Work to be completed: Select and reproduce each line of the listing below that bears the string "Rally".

Some records
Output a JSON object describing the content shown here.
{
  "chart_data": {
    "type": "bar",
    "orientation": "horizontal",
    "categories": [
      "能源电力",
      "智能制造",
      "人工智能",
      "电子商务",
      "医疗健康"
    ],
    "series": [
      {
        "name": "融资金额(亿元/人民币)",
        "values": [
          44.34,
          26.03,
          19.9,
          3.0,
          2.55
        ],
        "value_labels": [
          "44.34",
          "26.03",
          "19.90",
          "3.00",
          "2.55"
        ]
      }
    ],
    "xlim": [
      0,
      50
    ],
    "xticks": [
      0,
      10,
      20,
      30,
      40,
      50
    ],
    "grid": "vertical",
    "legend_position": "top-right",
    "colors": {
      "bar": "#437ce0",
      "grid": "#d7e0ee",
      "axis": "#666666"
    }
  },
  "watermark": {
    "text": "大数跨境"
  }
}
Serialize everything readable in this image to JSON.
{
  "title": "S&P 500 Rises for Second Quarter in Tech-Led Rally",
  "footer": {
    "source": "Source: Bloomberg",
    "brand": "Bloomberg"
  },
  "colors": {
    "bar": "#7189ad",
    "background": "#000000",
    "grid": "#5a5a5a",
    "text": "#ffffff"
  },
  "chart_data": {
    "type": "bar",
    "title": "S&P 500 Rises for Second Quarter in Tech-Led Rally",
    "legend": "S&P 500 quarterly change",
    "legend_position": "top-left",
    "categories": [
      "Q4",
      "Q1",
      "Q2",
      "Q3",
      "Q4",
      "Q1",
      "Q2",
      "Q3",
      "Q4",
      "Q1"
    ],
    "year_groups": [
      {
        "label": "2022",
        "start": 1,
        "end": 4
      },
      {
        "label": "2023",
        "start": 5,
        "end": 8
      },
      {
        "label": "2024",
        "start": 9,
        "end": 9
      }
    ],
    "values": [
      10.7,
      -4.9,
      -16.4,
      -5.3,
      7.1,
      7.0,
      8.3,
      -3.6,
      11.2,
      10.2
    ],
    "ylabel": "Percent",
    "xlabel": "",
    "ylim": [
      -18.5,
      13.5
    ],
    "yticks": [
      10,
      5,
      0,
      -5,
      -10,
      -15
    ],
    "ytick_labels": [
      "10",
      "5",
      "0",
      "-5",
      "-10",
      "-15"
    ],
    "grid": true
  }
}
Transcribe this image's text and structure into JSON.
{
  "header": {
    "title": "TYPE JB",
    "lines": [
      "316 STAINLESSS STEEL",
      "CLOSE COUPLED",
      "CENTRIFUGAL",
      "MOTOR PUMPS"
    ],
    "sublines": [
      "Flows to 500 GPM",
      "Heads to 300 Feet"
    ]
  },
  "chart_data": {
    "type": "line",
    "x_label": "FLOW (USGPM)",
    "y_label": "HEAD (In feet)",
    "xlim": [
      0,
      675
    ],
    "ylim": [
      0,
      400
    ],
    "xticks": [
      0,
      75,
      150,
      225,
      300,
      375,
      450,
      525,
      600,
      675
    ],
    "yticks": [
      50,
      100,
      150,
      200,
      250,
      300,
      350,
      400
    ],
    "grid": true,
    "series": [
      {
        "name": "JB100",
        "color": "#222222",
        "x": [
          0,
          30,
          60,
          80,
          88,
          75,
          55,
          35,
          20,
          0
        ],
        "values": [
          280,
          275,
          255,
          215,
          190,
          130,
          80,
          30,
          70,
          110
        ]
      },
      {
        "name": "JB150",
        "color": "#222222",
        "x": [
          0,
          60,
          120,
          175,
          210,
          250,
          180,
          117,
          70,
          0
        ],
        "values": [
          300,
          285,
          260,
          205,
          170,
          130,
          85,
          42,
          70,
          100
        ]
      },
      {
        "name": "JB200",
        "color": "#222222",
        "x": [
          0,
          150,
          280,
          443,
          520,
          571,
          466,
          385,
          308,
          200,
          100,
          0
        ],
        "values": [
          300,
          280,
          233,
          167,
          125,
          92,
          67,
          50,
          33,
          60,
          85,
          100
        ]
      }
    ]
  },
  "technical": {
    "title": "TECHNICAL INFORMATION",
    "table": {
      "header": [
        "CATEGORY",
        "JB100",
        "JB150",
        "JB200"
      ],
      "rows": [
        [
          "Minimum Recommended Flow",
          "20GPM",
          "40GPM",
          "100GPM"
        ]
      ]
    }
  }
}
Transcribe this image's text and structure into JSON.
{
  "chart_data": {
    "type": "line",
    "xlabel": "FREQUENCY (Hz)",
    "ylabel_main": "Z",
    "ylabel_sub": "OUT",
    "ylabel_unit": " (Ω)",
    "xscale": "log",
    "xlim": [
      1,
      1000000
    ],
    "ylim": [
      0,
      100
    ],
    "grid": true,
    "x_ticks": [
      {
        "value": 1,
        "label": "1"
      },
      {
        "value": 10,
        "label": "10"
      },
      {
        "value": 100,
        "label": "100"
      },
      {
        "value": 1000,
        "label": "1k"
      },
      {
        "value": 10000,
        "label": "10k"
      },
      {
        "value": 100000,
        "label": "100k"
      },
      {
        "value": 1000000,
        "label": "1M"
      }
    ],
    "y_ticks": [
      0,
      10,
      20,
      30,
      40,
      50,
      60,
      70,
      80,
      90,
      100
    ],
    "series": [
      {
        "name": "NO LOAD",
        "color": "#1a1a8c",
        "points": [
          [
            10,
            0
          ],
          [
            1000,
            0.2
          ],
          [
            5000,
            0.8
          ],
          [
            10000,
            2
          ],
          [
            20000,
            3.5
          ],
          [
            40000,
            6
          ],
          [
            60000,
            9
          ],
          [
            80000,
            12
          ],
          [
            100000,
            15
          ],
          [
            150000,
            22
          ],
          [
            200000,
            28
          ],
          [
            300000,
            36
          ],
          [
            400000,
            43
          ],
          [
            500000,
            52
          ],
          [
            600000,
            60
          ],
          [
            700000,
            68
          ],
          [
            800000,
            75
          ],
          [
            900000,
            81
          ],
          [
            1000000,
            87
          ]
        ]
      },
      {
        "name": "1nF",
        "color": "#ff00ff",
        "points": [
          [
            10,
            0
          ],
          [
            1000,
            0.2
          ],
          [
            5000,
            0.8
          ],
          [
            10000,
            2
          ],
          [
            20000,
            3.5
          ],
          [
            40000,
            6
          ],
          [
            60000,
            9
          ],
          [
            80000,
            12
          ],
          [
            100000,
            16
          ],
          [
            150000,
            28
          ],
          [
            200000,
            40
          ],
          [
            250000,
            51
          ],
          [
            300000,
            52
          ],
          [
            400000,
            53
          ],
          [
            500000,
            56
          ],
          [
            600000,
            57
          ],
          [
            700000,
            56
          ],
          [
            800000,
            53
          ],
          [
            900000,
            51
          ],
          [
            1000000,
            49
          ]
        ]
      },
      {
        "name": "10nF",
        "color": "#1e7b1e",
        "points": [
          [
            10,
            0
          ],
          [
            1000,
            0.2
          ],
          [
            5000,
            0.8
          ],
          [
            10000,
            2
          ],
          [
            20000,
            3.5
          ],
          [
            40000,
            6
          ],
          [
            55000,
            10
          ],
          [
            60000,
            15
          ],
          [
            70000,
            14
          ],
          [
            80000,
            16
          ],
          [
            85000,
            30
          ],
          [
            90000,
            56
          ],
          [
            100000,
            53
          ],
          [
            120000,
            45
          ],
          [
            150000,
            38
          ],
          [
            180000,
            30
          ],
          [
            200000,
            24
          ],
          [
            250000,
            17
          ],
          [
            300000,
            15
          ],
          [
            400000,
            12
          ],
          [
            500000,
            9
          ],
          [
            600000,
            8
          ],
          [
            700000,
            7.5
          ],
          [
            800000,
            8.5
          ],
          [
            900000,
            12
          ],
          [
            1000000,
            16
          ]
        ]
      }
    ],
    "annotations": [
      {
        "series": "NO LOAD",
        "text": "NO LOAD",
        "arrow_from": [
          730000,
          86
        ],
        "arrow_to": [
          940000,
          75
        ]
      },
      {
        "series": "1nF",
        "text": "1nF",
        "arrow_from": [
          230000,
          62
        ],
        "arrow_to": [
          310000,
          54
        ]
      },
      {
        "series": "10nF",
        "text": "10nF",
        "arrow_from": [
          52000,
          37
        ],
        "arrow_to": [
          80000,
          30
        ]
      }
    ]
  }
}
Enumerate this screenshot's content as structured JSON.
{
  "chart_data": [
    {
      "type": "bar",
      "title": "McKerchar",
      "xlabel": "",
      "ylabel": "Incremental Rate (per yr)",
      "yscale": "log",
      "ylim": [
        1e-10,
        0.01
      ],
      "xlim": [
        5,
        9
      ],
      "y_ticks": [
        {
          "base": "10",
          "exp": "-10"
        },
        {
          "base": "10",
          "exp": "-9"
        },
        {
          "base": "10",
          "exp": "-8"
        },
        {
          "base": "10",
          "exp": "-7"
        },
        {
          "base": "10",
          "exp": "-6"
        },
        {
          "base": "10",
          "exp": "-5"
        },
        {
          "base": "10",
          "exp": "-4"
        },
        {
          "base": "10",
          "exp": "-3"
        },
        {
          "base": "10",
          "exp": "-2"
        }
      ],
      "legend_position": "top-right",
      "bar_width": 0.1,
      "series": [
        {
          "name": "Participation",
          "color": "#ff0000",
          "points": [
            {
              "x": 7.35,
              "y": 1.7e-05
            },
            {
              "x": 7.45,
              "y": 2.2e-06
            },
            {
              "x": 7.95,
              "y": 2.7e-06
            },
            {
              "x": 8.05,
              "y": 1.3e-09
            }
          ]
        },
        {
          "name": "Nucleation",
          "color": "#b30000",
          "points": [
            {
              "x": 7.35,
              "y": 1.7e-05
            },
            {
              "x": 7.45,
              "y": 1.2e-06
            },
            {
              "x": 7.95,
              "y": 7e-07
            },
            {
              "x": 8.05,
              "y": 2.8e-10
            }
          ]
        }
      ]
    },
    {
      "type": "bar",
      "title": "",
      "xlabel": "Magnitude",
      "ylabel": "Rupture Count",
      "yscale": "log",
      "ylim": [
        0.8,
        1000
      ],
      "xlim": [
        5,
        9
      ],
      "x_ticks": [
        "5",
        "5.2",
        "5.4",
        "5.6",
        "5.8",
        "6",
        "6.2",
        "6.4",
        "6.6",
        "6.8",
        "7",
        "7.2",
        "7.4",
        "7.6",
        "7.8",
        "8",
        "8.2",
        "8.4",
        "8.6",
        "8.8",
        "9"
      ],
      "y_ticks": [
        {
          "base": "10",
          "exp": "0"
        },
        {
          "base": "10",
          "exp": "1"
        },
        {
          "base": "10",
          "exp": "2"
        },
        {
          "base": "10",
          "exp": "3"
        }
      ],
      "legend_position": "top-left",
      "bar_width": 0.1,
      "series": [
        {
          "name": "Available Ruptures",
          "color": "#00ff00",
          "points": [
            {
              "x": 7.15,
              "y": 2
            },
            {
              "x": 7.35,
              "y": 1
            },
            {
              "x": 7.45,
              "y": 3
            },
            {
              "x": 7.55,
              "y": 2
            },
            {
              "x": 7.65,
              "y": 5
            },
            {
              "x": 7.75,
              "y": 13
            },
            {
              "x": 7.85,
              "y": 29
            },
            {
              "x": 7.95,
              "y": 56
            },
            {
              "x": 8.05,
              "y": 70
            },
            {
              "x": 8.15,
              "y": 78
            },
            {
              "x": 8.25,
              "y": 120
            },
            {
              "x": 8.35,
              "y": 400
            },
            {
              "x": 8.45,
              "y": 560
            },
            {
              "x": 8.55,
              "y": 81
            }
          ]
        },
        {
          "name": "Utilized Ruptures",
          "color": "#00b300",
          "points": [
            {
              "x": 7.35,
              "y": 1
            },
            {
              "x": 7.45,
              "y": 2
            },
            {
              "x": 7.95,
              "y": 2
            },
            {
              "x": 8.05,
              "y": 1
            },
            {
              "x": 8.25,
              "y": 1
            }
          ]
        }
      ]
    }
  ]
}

Solution for this exercise:
  "title": "S&P 500 Rises for Second Quarter in Tech-Led Rally",
    "title": "S&P 500 Rises for Second Quarter in Tech-Led Rally",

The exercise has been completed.